### Entries taken from a collection
*-*-*
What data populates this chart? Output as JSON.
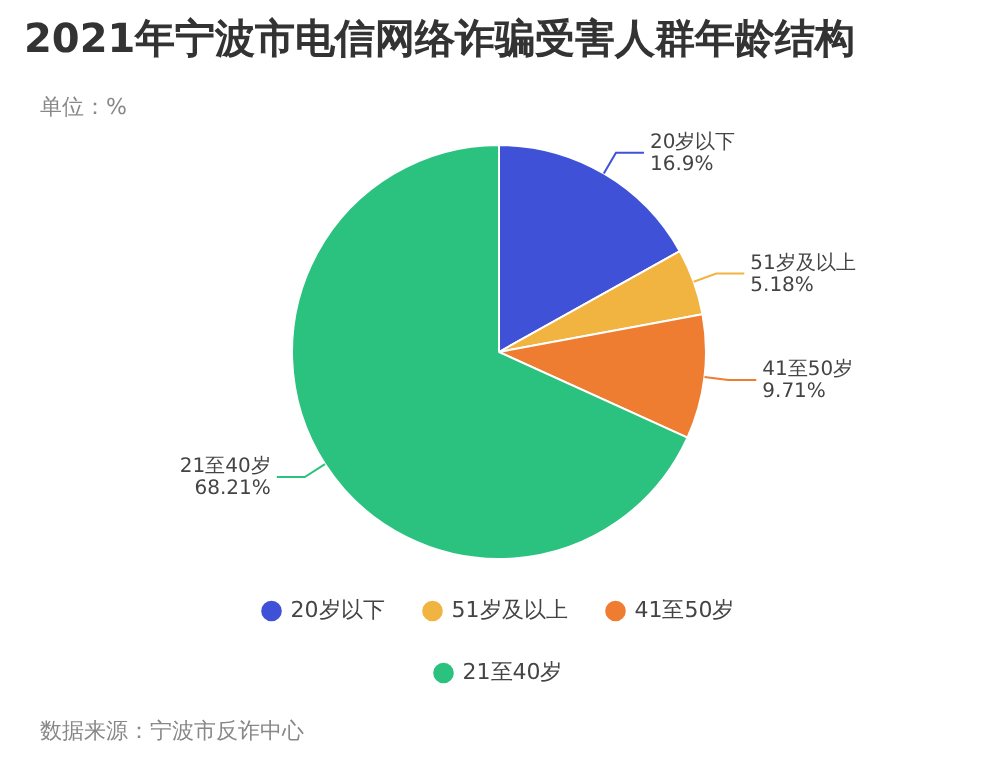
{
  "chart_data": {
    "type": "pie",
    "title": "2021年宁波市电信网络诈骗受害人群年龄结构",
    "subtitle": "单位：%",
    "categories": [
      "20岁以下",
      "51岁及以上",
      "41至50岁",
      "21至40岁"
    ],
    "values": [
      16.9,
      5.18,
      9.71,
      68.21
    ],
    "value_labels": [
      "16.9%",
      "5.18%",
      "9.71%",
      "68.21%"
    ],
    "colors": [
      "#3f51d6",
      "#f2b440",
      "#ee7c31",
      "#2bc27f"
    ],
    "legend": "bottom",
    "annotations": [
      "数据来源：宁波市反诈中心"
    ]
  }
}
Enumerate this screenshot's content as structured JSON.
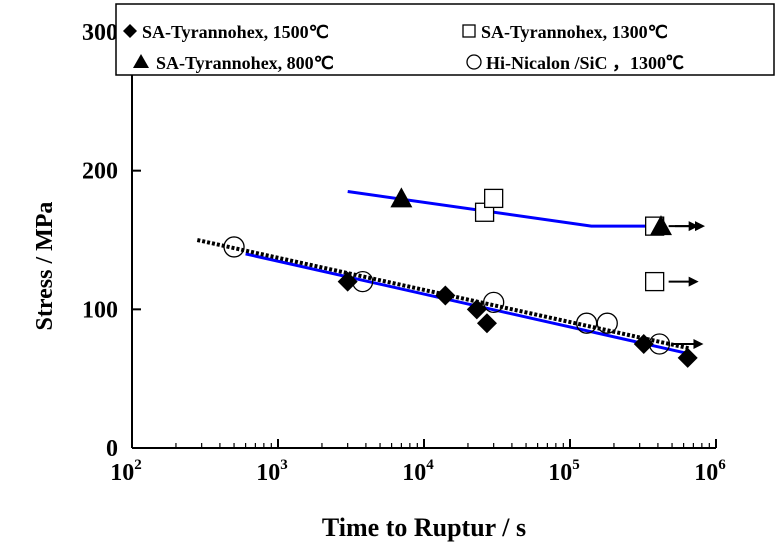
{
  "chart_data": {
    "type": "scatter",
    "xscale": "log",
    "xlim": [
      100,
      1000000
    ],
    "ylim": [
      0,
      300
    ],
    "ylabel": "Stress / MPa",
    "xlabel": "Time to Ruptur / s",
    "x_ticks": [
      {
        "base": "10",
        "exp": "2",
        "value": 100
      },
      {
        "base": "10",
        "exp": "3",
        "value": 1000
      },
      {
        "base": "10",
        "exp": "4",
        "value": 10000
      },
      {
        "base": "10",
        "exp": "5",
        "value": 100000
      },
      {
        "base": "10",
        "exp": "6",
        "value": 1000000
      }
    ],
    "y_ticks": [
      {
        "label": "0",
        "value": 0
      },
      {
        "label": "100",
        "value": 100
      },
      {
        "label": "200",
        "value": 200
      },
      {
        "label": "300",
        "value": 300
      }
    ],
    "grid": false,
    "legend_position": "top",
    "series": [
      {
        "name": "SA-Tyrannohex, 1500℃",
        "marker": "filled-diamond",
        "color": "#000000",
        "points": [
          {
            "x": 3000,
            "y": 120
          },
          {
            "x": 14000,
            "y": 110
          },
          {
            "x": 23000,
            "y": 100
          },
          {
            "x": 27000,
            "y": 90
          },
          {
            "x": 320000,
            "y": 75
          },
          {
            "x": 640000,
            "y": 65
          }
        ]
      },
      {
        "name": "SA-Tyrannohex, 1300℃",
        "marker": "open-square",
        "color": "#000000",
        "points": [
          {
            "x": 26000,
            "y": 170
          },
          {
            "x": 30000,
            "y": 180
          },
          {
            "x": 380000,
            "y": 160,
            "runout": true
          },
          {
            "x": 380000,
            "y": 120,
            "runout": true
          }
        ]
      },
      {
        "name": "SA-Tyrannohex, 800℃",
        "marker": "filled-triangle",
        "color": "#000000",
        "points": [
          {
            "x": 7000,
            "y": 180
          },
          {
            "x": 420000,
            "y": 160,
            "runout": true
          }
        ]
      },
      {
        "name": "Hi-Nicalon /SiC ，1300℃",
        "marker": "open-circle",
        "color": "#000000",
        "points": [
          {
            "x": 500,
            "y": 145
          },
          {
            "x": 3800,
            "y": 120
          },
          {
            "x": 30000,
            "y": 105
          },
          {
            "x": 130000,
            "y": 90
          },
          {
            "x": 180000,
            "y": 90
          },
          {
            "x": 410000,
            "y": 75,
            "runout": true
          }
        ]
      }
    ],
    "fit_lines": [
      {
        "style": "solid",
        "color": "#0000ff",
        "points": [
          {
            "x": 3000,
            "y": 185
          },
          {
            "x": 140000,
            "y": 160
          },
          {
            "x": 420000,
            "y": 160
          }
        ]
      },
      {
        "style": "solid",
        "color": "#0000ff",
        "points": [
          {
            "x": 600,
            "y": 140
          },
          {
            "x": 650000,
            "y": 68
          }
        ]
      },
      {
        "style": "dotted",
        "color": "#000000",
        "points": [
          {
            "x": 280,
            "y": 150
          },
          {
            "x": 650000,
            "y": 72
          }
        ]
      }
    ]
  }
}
*-*-*
### THE REQUEST
All of the records need repeating exactly, except for the pictures.

### RESPONSE
What data populates this chart? Output as JSON.
{
  "chart_data": {
    "type": "pie",
    "title": "2021年宁波市电信网络诈骗受害人群年龄结构",
    "subtitle": "单位：%",
    "categories": [
      "20岁以下",
      "51岁及以上",
      "41至50岁",
      "21至40岁"
    ],
    "values": [
      16.9,
      5.18,
      9.71,
      68.21
    ],
    "value_labels": [
      "16.9%",
      "5.18%",
      "9.71%",
      "68.21%"
    ],
    "colors": [
      "#3f51d6",
      "#f2b440",
      "#ee7c31",
      "#2bc27f"
    ],
    "legend": "bottom",
    "annotations": [
      "数据来源：宁波市反诈中心"
    ]
  }
}
Enumerate this screenshot's content as structured JSON.
{
  "chart_data": {
    "type": "scatter",
    "xscale": "log",
    "xlim": [
      100,
      1000000
    ],
    "ylim": [
      0,
      300
    ],
    "ylabel": "Stress / MPa",
    "xlabel": "Time to Ruptur / s",
    "x_ticks": [
      {
        "base": "10",
        "exp": "2",
        "value": 100
      },
      {
        "base": "10",
        "exp": "3",
        "value": 1000
      },
      {
        "base": "10",
        "exp": "4",
        "value": 10000
      },
      {
        "base": "10",
        "exp": "5",
        "value": 100000
      },
      {
        "base": "10",
        "exp": "6",
        "value": 1000000
      }
    ],
    "y_ticks": [
      {
        "label": "0",
        "value": 0
      },
      {
        "label": "100",
        "value": 100
      },
      {
        "label": "200",
        "value": 200
      },
      {
        "label": "300",
        "value": 300
      }
    ],
    "grid": false,
    "legend_position": "top",
    "series": [
      {
        "name": "SA-Tyrannohex, 1500℃",
        "marker": "filled-diamond",
        "color": "#000000",
        "points": [
          {
            "x": 3000,
            "y": 120
          },
          {
            "x": 14000,
            "y": 110
          },
          {
            "x": 23000,
            "y": 100
          },
          {
            "x": 27000,
            "y": 90
          },
          {
            "x": 320000,
            "y": 75
          },
          {
            "x": 640000,
            "y": 65
          }
        ]
      },
      {
        "name": "SA-Tyrannohex, 1300℃",
        "marker": "open-square",
        "color": "#000000",
        "points": [
          {
            "x": 26000,
            "y": 170
          },
          {
            "x": 30000,
            "y": 180
          },
          {
            "x": 380000,
            "y": 160,
            "runout": true
          },
          {
            "x": 380000,
            "y": 120,
            "runout": true
          }
        ]
      },
      {
        "name": "SA-Tyrannohex, 800℃",
        "marker": "filled-triangle",
        "color": "#000000",
        "points": [
          {
            "x": 7000,
            "y": 180
          },
          {
            "x": 420000,
            "y": 160,
            "runout": true
          }
        ]
      },
      {
        "name": "Hi-Nicalon /SiC ，1300℃",
        "marker": "open-circle",
        "color": "#000000",
        "points": [
          {
            "x": 500,
            "y": 145
          },
          {
            "x": 3800,
            "y": 120
          },
          {
            "x": 30000,
            "y": 105
          },
          {
            "x": 130000,
            "y": 90
          },
          {
            "x": 180000,
            "y": 90
          },
          {
            "x": 410000,
            "y": 75,
            "runout": true
          }
        ]
      }
    ],
    "fit_lines": [
      {
        "style": "solid",
        "color": "#0000ff",
        "points": [
          {
            "x": 3000,
            "y": 185
          },
          {
            "x": 140000,
            "y": 160
          },
          {
            "x": 420000,
            "y": 160
          }
        ]
      },
      {
        "style": "solid",
        "color": "#0000ff",
        "points": [
          {
            "x": 600,
            "y": 140
          },
          {
            "x": 650000,
            "y": 68
          }
        ]
      },
      {
        "style": "dotted",
        "color": "#000000",
        "points": [
          {
            "x": 280,
            "y": 150
          },
          {
            "x": 650000,
            "y": 72
          }
        ]
      }
    ]
  }
}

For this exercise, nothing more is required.